- **LISTING**:
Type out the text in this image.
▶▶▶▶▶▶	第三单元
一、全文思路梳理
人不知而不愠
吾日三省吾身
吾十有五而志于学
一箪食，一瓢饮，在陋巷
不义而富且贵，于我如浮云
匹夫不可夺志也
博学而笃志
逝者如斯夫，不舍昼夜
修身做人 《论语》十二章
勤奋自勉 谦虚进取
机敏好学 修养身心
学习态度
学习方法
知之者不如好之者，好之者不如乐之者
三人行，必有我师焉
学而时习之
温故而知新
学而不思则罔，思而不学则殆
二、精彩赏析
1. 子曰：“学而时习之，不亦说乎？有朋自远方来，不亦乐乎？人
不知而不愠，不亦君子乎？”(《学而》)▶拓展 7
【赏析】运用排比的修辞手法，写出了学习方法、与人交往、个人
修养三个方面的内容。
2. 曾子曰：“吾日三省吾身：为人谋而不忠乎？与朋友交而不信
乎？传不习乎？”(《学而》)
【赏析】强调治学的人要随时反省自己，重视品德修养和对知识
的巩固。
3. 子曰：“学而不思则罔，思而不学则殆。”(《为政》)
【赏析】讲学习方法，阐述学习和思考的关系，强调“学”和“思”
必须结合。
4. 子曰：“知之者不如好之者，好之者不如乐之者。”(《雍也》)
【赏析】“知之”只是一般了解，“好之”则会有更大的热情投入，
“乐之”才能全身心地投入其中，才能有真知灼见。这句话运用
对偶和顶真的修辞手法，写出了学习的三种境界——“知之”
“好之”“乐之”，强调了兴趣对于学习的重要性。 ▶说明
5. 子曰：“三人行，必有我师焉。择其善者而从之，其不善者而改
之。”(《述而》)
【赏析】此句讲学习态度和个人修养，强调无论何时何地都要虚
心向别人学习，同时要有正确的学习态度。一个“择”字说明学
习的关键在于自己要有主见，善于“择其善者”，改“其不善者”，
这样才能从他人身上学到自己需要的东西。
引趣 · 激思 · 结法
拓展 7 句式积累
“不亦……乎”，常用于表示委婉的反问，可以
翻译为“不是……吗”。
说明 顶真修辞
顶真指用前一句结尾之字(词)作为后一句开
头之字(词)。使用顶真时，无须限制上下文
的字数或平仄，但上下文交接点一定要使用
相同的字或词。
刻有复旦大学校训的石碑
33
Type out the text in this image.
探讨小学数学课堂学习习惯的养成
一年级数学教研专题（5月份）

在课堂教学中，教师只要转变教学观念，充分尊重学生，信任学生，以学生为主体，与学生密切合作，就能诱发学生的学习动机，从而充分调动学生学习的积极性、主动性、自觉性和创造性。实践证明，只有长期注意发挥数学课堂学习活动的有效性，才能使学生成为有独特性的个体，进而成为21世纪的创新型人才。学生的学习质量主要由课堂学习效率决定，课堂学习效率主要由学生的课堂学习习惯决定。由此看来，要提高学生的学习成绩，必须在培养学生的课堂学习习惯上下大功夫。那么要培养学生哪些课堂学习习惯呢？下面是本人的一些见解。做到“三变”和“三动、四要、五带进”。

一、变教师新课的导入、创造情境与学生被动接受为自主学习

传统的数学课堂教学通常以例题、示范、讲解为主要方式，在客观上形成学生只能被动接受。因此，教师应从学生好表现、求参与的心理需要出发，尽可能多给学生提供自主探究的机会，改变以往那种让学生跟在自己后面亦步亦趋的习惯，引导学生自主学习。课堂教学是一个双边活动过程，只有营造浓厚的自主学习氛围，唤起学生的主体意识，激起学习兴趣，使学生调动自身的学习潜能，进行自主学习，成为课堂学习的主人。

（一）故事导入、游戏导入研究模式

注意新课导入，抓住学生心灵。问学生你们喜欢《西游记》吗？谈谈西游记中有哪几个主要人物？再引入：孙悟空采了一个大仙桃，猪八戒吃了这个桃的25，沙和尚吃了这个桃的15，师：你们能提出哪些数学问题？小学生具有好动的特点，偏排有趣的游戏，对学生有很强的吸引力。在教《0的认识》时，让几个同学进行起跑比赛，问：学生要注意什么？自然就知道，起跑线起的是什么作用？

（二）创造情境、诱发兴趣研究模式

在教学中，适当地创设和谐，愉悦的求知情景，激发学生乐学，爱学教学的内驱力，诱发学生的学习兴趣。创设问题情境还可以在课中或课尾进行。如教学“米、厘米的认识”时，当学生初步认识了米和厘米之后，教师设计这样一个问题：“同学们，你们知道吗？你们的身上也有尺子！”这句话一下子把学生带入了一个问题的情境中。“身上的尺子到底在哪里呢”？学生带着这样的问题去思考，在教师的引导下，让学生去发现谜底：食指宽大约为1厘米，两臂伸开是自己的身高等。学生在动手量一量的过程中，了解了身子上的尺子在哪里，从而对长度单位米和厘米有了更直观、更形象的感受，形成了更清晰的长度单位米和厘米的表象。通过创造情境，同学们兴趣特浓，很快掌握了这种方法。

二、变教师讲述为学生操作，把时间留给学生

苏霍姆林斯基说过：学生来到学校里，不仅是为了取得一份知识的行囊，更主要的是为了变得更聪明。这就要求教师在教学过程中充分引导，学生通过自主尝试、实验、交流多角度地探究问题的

- **WORK REQUIRED**: Copy out all of the data exactly, leaving nothing out.

- **COMPLETE ANSWER**:
Type out the text in this image.
▶▶▶▶▶▶	第三单元
一、全文思路梳理
人不知而不愠
吾日三省吾身
吾十有五而志于学
一箪食，一瓢饮，在陋巷
不义而富且贵，于我如浮云
匹夫不可夺志也
博学而笃志
逝者如斯夫，不舍昼夜
修身做人 《论语》十二章
勤奋自勉 谦虚进取
机敏好学 修养身心
学习态度
学习方法
知之者不如好之者，好之者不如乐之者
三人行，必有我师焉
学而时习之
温故而知新
学而不思则罔，思而不学则殆
二、精彩赏析
1. 子曰：“学而时习之，不亦说乎？有朋自远方来，不亦乐乎？人
不知而不愠，不亦君子乎？”(《学而》)▶拓展 7
【赏析】运用排比的修辞手法，写出了学习方法、与人交往、个人
修养三个方面的内容。
2. 曾子曰：“吾日三省吾身：为人谋而不忠乎？与朋友交而不信
乎？传不习乎？”(《学而》)
【赏析】强调治学的人要随时反省自己，重视品德修养和对知识
的巩固。
3. 子曰：“学而不思则罔，思而不学则殆。”(《为政》)
【赏析】讲学习方法，阐述学习和思考的关系，强调“学”和“思”
必须结合。
4. 子曰：“知之者不如好之者，好之者不如乐之者。”(《雍也》)
【赏析】“知之”只是一般了解，“好之”则会有更大的热情投入，
“乐之”才能全身心地投入其中，才能有真知灼见。这句话运用
对偶和顶真的修辞手法，写出了学习的三种境界——“知之”
“好之”“乐之”，强调了兴趣对于学习的重要性。 ▶说明
5. 子曰：“三人行，必有我师焉。择其善者而从之，其不善者而改
之。”(《述而》)
【赏析】此句讲学习态度和个人修养，强调无论何时何地都要虚
心向别人学习，同时要有正确的学习态度。一个“择”字说明学
习的关键在于自己要有主见，善于“择其善者”，改“其不善者”，
这样才能从他人身上学到自己需要的东西。
引趣 · 激思 · 结法
拓展 7 句式积累
“不亦……乎”，常用于表示委婉的反问，可以
翻译为“不是……吗”。
说明 顶真修辞
顶真指用前一句结尾之字(词)作为后一句开
头之字(词)。使用顶真时，无须限制上下文
的字数或平仄，但上下文交接点一定要使用
相同的字或词。
刻有复旦大学校训的石碑
33
Type out the text in this image.
探讨小学数学课堂学习习惯的养成
一年级数学教研专题（5月份）

在课堂教学中，教师只要转变教学观念，充分尊重学生，信任学生，以学生为主体，与学生密切合作，就能诱发学生的学习动机，从而充分调动学生学习的积极性、主动性、自觉性和创造性。实践证明，只有长期注意发挥数学课堂学习活动的有效性，才能使学生成为有独特性的个体，进而成为21世纪的创新型人才。学生的学习质量主要由课堂学习效率决定，课堂学习效率主要由学生的课堂学习习惯决定。由此看来，要提高学生的学习成绩，必须在培养学生的课堂学习习惯上下大功夫。那么要培养学生哪些课堂学习习惯呢？下面是本人的一些见解。做到“三变”和“三动、四要、五带进”。

一、变教师新课的导入、创造情境与学生被动接受为自主学习

传统的数学课堂教学通常以例题、示范、讲解为主要方式，在客观上形成学生只能被动接受。因此，教师应从学生好表现、求参与的心理需要出发，尽可能多给学生提供自主探究的机会，改变以往那种让学生跟在自己后面亦步亦趋的习惯，引导学生自主学习。课堂教学是一个双边活动过程，只有营造浓厚的自主学习氛围，唤起学生的主体意识，激起学习兴趣，使学生调动自身的学习潜能，进行自主学习，成为课堂学习的主人。

（一）故事导入、游戏导入研究模式

注意新课导入，抓住学生心灵。问学生你们喜欢《西游记》吗？谈谈西游记中有哪几个主要人物？再引入：孙悟空采了一个大仙桃，猪八戒吃了这个桃的25，沙和尚吃了这个桃的15，师：你们能提出哪些数学问题？小学生具有好动的特点，偏排有趣的游戏，对学生有很强的吸引力。在教《0的认识》时，让几个同学进行起跑比赛，问：学生要注意什么？自然就知道，起跑线起的是什么作用？

（二）创造情境、诱发兴趣研究模式

在教学中，适当地创设和谐，愉悦的求知情景，激发学生乐学，爱学教学的内驱力，诱发学生的学习兴趣。创设问题情境还可以在课中或课尾进行。如教学“米、厘米的认识”时，当学生初步认识了米和厘米之后，教师设计这样一个问题：“同学们，你们知道吗？你们的身上也有尺子！”这句话一下子把学生带入了一个问题的情境中。“身上的尺子到底在哪里呢”？学生带着这样的问题去思考，在教师的引导下，让学生去发现谜底：食指宽大约为1厘米，两臂伸开是自己的身高等。学生在动手量一量的过程中，了解了身子上的尺子在哪里，从而对长度单位米和厘米有了更直观、更形象的感受，形成了更清晰的长度单位米和厘米的表象。通过创造情境，同学们兴趣特浓，很快掌握了这种方法。

二、变教师讲述为学生操作，把时间留给学生

苏霍姆林斯基说过：学生来到学校里，不仅是为了取得一份知识的行囊，更主要的是为了变得更聪明。这就要求教师在教学过程中充分引导，学生通过自主尝试、实验、交流多角度地探究问题的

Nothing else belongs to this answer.